### EXERCISE GOAL
Write out each line in which the string "text" is present.

(Stored entries)
= = =
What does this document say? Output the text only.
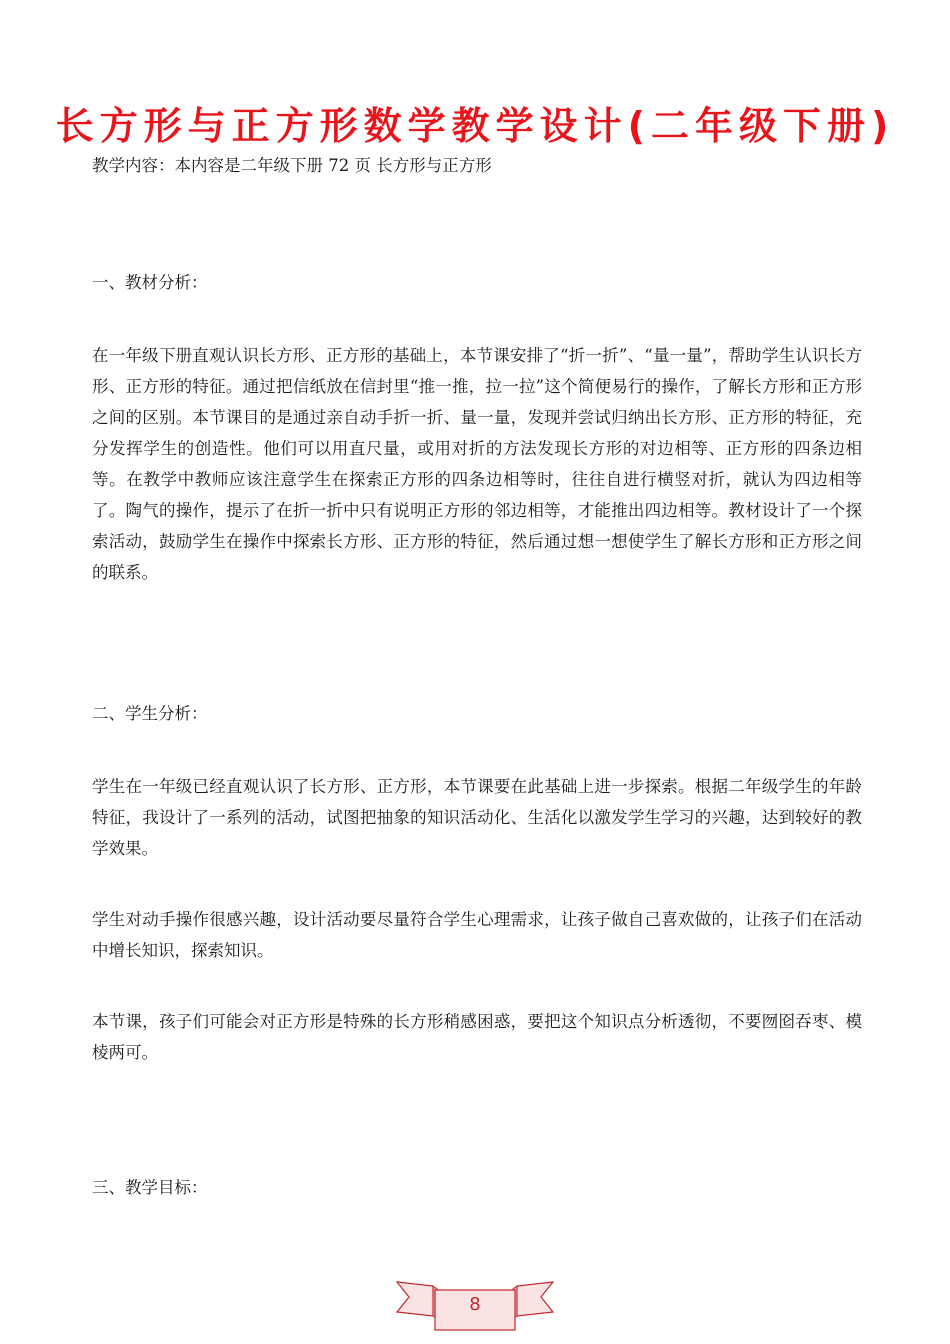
长方形与正方形数学教学设计(二年级下册)

教学内容：本内容是二年级下册 72 页 长方形与正方形

一、教材分析：

在一年级下册直观认识长方形、正方形的基础上，本节课安排了“折一折”、“量一量”，帮助学生认识长方形、正方形的特征。通过把信纸放在信封里“推一推，拉一拉”这个简便易行的操作，了解长方形和正方形之间的区别。本节课目的是通过亲自动手折一折、量一量，发现并尝试归纳出长方形、正方形的特征，充分发挥学生的创造性。他们可以用直尺量，或用对折的方法发现长方形的对边相等、正方形的四条边相等。在教学中教师应该注意学生在探索正方形的四条边相等时，往往自进行横竖对折，就认为四边相等了。陶气的操作，提示了在折一折中只有说明正方形的邻边相等，才能推出四边相等。教材设计了一个探索活动，鼓励学生在操作中探索长方形、正方形的特征，然后通过想一想使学生了解长方形和正方形之间的联系。

二、学生分析：

学生在一年级已经直观认识了长方形、正方形，本节课要在此基础上进一步探索。根据二年级学生的年龄特征，我设计了一系列的活动，试图把抽象的知识活动化、生活化以激发学生学习的兴趣，达到较好的教学效果。

学生对动手操作很感兴趣，设计活动要尽量符合学生心理需求，让孩子做自己喜欢做的，让孩子们在活动中增长知识，探索知识。

本节课，孩子们可能会对正方形是特殊的长方形稍感困惑，要把这个知识点分析透彻，不要囫囵吞枣、模棱两可。

三、教学目标：

8
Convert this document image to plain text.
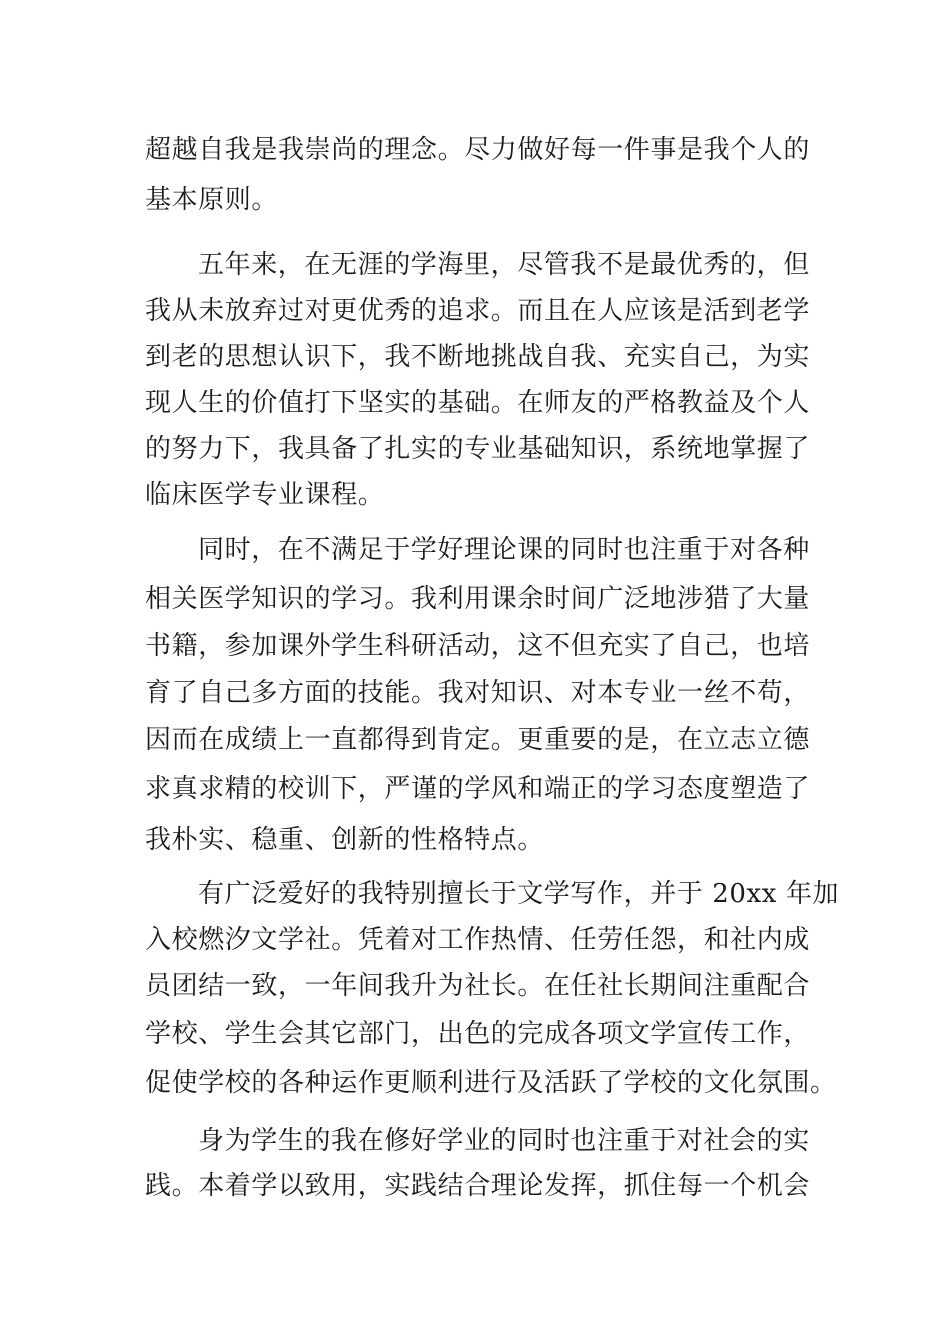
超越自我是我崇尚的理念。尽力做好每一件事是我个人的
基本原则。
五年来，在无涯的学海里，尽管我不是最优秀的，但
我从未放弃过对更优秀的追求。而且在人应该是活到老学
到老的思想认识下，我不断地挑战自我、充实自己，为实
现人生的价值打下坚实的基础。在师友的严格教益及个人
的努力下，我具备了扎实的专业基础知识，系统地掌握了
临床医学专业课程。
同时，在不满足于学好理论课的同时也注重于对各种
相关医学知识的学习。我利用课余时间广泛地涉猎了大量
书籍，参加课外学生科研活动，这不但充实了自己，也培
育了自己多方面的技能。我对知识、对本专业一丝不苟，
因而在成绩上一直都得到肯定。更重要的是，在立志立德
求真求精的校训下，严谨的学风和端正的学习态度塑造了
我朴实、稳重、创新的性格特点。
有广泛爱好的我特别擅长于文学写作，并于 20xx 年加
入校燃汐文学社。凭着对工作热情、任劳任怨，和社内成
员团结一致，一年间我升为社长。在任社长期间注重配合
学校、学生会其它部门，出色的完成各项文学宣传工作，
促使学校的各种运作更顺利进行及活跃了学校的文化氛围。
身为学生的我在修好学业的同时也注重于对社会的实
践。本着学以致用，实践结合理论发挥，抓住每一个机会
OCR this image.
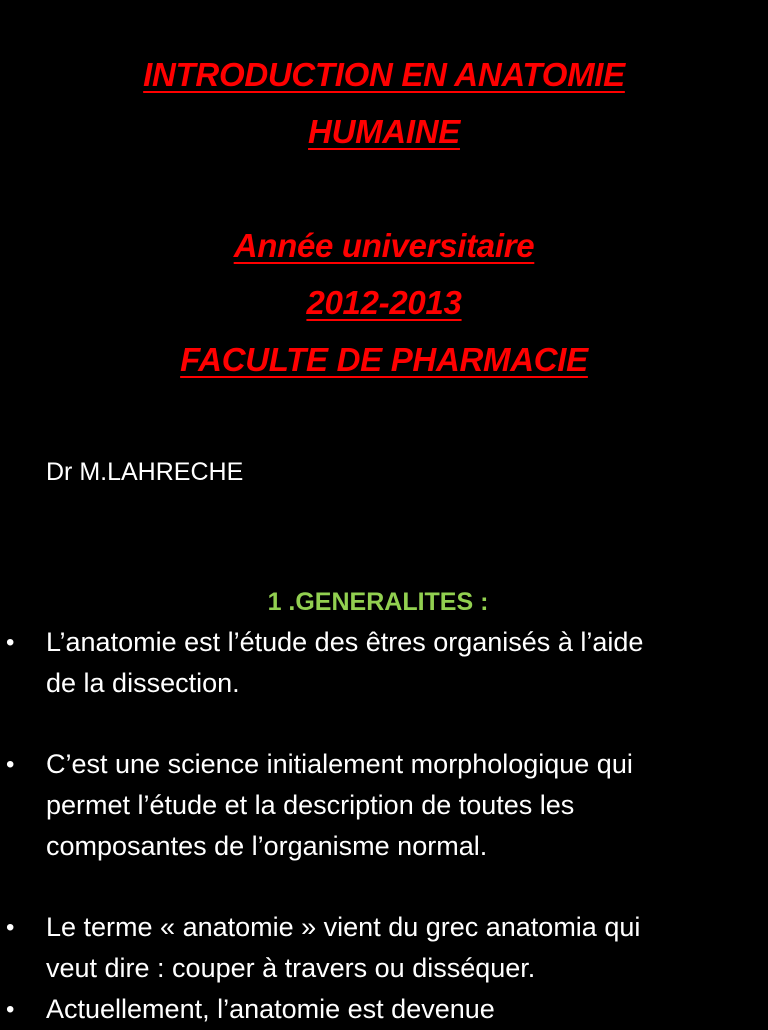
INTRODUCTION EN ANATOMIE
HUMAINE
Année universitaire
2012-2013
FACULTE DE PHARMACIE
Dr M.LAHRECHE
1 .GENERALITES :
• L’anatomie est l’étude des êtres organisés à l’aide
de la dissection.
• C’est une science initialement morphologique qui
permet l’étude et la description de toutes les
composantes de l’organisme normal.
• Le terme « anatomie » vient du grec anatomia qui
veut dire : couper à travers ou disséquer.
• Actuellement, l’anatomie est devenue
= = =
### RESULT FOR THIS TASK
What does this document say? Output the text only.
Convert this document image to plain text.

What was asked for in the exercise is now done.